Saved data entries
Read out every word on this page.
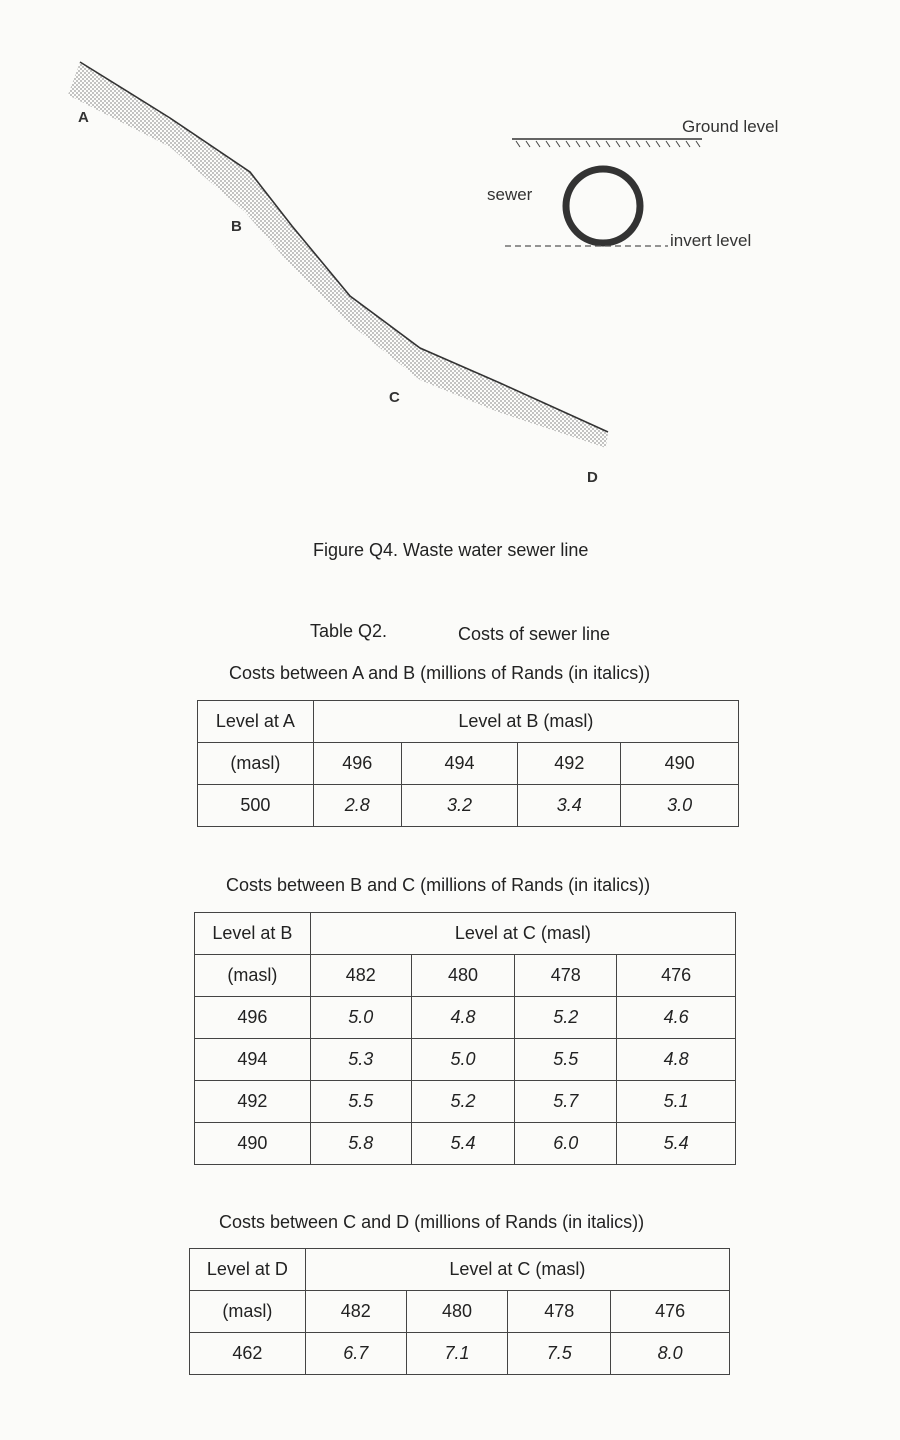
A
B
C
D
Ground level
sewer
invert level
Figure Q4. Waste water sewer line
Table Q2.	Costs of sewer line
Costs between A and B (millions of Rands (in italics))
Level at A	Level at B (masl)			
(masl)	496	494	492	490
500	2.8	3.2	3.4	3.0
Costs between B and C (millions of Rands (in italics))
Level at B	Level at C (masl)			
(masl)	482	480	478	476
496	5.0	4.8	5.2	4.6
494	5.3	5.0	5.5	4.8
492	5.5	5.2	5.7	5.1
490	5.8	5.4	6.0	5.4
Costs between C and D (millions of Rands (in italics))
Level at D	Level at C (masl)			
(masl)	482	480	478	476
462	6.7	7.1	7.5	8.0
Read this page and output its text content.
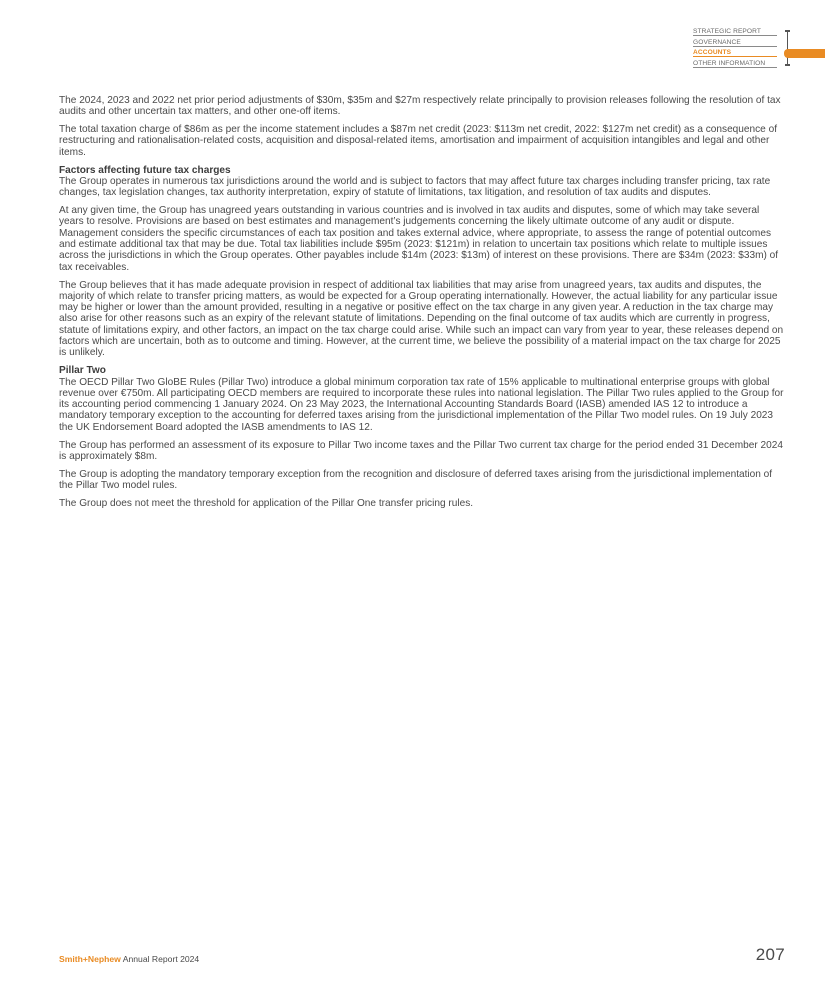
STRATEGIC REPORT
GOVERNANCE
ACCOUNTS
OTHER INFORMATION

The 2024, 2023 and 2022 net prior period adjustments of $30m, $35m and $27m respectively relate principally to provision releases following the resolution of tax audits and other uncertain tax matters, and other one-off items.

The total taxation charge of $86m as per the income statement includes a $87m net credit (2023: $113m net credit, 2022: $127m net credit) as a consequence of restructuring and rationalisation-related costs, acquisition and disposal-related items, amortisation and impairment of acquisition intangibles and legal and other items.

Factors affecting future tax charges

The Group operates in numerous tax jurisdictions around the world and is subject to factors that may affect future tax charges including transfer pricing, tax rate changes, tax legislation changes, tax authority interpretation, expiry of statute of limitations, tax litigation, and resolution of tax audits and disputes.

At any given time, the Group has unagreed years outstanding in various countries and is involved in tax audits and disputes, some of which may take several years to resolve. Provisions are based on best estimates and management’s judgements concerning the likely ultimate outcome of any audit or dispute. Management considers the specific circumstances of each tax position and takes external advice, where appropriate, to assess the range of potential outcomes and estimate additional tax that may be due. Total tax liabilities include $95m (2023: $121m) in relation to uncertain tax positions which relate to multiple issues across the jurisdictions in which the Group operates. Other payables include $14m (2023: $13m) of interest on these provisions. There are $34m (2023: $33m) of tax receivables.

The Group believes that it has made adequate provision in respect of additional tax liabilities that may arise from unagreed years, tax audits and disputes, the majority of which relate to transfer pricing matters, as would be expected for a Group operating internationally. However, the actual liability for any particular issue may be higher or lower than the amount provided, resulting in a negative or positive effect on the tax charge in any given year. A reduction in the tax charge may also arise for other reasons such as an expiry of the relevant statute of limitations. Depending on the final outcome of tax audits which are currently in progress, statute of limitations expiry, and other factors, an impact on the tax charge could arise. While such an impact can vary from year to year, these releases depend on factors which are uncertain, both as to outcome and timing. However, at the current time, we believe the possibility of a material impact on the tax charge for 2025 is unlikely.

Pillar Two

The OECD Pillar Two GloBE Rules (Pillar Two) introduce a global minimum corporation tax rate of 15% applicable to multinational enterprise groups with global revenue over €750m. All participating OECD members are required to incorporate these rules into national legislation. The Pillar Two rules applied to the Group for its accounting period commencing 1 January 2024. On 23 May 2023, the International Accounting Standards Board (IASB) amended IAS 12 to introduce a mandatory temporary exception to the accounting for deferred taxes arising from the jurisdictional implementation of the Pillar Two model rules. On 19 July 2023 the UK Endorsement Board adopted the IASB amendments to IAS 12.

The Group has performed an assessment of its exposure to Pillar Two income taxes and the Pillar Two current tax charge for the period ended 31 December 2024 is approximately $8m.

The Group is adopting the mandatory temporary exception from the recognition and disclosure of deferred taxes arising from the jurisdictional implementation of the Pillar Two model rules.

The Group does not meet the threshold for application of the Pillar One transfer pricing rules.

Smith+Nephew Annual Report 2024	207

Exercise prompt: In the entries above, find every line with the word "Rands" and list it.

Result of this task:
Costs between A and B (millions of Rands (in italics))
Costs between B and C (millions of Rands (in italics))
Costs between C and D (millions of Rands (in italics))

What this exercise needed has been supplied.